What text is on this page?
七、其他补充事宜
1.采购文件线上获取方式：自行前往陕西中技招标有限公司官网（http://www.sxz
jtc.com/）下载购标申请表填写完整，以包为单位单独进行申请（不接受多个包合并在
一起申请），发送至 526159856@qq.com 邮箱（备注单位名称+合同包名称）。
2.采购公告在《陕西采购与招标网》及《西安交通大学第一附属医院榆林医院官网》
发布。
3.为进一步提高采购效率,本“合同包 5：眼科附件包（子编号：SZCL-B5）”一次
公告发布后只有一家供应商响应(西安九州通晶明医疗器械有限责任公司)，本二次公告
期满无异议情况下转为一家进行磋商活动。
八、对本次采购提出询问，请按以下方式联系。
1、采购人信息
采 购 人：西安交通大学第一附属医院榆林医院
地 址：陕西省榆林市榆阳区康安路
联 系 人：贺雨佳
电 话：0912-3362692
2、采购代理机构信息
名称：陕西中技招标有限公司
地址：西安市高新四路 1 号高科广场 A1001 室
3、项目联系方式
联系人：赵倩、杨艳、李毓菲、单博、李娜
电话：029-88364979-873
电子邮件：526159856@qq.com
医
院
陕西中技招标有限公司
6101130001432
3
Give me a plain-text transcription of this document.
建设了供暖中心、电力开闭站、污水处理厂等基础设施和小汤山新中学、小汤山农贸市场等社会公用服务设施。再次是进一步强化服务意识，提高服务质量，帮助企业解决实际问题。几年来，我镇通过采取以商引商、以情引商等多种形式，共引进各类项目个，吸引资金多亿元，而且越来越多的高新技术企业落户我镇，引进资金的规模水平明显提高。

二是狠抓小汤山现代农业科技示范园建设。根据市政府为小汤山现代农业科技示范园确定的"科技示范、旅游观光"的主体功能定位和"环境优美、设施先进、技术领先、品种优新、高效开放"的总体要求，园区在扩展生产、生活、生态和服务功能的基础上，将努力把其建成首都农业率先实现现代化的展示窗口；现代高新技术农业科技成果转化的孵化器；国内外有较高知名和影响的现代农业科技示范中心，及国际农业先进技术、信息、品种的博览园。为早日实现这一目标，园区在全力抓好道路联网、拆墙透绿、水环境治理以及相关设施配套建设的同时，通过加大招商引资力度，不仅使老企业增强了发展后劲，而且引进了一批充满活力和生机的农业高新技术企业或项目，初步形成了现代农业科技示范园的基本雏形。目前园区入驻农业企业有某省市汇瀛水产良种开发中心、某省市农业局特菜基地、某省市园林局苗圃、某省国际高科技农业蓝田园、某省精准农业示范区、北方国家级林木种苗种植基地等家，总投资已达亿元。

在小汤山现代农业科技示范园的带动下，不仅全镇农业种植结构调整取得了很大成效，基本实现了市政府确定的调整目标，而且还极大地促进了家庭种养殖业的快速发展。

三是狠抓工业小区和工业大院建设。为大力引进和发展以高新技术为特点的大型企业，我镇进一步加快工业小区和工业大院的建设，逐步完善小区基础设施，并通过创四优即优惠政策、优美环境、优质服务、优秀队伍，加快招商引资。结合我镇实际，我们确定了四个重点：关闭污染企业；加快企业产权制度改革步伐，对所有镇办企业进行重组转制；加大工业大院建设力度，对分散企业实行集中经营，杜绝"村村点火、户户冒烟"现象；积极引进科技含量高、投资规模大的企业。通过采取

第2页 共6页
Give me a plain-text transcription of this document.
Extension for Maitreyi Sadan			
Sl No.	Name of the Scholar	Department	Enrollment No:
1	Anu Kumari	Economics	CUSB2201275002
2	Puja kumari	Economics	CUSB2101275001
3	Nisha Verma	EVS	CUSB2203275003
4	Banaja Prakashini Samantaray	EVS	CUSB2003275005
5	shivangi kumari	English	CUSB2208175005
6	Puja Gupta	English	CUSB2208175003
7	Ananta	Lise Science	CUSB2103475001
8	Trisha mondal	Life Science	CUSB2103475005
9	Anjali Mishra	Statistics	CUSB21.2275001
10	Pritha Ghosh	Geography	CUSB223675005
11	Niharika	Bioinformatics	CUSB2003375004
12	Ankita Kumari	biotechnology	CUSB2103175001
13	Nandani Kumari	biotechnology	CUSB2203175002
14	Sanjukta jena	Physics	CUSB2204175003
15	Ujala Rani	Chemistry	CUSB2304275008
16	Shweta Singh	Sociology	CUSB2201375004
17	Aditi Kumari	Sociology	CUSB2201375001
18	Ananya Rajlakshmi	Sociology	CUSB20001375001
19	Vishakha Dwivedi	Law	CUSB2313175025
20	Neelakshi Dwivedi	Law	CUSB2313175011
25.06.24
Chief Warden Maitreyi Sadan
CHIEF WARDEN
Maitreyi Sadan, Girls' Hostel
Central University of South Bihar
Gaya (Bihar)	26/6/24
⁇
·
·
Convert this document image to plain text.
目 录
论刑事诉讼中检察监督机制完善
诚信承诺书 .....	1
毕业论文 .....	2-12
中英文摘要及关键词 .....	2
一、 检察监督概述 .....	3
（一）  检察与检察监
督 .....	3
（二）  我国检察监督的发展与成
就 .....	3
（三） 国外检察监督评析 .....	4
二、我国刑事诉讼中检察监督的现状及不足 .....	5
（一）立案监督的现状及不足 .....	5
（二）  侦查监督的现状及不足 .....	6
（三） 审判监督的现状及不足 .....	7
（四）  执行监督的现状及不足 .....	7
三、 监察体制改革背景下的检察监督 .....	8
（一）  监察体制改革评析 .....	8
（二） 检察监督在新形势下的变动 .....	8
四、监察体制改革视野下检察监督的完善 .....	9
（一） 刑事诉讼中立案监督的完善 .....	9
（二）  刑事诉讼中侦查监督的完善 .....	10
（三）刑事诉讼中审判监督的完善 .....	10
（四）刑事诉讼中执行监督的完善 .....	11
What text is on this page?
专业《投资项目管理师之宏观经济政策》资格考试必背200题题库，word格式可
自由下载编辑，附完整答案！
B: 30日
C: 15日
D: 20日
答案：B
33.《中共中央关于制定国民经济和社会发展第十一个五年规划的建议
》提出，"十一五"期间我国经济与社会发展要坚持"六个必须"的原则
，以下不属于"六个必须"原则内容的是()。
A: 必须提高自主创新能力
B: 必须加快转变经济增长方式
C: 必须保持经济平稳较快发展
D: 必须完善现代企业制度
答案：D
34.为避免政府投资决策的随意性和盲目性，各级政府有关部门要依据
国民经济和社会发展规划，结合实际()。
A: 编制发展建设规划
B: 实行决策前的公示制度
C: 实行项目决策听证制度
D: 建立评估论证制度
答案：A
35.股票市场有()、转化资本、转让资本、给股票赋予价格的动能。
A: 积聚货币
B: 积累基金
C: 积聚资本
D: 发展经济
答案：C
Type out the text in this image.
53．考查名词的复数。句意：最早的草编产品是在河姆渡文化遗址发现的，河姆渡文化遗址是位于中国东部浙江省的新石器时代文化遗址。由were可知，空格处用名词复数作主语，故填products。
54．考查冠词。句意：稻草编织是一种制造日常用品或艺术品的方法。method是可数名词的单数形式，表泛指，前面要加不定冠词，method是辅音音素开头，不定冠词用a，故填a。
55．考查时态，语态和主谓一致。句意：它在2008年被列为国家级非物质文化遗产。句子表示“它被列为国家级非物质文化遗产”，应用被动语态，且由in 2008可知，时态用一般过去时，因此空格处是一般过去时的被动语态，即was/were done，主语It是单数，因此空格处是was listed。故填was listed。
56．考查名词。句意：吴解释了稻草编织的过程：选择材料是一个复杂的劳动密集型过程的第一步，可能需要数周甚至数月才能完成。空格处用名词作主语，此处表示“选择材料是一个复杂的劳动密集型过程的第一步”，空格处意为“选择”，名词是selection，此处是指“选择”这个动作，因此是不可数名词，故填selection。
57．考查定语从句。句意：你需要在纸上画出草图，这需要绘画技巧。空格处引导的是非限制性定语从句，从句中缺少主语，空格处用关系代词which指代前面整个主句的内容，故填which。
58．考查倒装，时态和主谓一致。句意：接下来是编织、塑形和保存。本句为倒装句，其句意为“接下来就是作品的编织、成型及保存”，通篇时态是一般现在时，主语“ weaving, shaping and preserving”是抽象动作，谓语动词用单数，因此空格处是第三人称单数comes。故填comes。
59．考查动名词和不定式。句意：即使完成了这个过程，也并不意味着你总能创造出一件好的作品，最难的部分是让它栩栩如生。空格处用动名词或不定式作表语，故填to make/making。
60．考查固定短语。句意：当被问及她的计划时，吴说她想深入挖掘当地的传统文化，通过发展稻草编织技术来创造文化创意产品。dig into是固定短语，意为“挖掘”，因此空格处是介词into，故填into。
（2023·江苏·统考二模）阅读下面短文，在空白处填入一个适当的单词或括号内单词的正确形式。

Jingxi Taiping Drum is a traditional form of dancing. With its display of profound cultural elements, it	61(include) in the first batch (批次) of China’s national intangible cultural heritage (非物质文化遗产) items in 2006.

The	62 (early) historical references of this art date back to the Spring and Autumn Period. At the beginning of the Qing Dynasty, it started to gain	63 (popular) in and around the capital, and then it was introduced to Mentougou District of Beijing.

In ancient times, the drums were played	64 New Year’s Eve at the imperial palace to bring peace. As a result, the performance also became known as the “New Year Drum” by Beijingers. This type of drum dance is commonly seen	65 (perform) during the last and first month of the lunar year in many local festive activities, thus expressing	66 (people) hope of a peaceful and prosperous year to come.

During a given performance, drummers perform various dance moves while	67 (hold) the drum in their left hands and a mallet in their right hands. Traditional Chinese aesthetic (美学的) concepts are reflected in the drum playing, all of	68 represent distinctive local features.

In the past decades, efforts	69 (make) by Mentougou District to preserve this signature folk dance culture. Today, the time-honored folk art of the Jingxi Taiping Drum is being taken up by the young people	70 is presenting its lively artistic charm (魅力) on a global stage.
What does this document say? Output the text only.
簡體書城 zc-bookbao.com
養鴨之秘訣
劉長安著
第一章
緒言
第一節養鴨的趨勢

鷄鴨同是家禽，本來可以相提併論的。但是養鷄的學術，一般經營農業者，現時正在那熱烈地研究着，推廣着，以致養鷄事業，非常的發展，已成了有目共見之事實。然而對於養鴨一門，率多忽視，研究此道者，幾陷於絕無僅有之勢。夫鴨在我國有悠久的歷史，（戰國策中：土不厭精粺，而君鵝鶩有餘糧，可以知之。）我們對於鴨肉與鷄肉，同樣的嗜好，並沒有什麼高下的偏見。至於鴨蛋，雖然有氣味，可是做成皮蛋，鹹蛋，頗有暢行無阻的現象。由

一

**WRITTEN INSTRUCTION**
Pick out every line with the string "document" and copy it.

**RESULT OF THE TASK**
Give me a plain-text transcription of this document.
Give me a plain-text transcription of this document.
Convert this document image to plain text.
What does this document say? Output the text only.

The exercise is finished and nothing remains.